Items from a data source:
^^^^

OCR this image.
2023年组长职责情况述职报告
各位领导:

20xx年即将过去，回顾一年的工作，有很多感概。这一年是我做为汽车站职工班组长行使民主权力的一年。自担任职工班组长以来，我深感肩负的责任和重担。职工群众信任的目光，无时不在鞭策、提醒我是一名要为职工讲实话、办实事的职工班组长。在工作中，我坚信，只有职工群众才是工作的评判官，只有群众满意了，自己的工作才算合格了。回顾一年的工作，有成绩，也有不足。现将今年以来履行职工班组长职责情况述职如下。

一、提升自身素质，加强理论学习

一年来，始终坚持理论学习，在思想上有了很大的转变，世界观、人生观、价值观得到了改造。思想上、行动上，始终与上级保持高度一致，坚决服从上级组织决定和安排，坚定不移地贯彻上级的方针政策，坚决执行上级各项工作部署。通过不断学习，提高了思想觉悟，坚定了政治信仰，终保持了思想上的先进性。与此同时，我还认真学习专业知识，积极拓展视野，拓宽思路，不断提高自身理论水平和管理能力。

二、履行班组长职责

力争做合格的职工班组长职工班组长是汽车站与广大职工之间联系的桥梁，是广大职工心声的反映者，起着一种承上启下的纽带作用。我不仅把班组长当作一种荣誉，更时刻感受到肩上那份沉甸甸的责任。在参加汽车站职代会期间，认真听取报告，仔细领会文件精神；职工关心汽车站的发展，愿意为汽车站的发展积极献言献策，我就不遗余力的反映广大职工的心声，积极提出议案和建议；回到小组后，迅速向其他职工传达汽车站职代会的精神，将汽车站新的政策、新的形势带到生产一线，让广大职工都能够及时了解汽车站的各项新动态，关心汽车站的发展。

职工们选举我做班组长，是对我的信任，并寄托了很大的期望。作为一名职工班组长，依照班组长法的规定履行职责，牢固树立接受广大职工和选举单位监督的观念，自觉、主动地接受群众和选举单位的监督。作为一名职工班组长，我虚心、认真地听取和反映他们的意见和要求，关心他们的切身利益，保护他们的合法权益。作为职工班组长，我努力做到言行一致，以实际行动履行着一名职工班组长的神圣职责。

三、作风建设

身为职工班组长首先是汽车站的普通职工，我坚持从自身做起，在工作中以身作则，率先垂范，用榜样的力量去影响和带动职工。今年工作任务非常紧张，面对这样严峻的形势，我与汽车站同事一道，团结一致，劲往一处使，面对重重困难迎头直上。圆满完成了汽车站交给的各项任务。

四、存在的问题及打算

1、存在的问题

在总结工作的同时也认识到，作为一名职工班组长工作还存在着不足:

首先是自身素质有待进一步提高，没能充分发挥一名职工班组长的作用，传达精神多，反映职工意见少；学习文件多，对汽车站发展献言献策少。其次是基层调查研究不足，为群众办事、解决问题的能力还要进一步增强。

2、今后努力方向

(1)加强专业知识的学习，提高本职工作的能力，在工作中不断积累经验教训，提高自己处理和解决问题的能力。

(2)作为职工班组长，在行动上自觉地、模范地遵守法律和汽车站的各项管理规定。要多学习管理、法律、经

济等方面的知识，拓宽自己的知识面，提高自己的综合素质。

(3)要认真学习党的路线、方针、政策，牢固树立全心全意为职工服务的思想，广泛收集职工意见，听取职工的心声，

^^^^

* [Task description] Return every line above that contains the word "作为职工班组长".

* [Task answer]
职工们选举我做班组长，是对我的信任，并寄托了很大的期望。作为一名职工班组长，依照班组长法的规定履行职责，牢固树立接受广大职工和选举单位监督的观念，自觉、主动地接受群众和选举单位的监督。作为一名职工班组长，我虚心、认真地听取和反映他们的意见和要求，关心他们的切身利益，保护他们的合法权益。作为职工班组长，我努力做到言行一致，以实际行动履行着一名职工班组长的神圣职责。
(2)作为职工班组长，在行动上自觉地、模范地遵守法律和汽车站的各项管理规定。要多学习管理、法律、经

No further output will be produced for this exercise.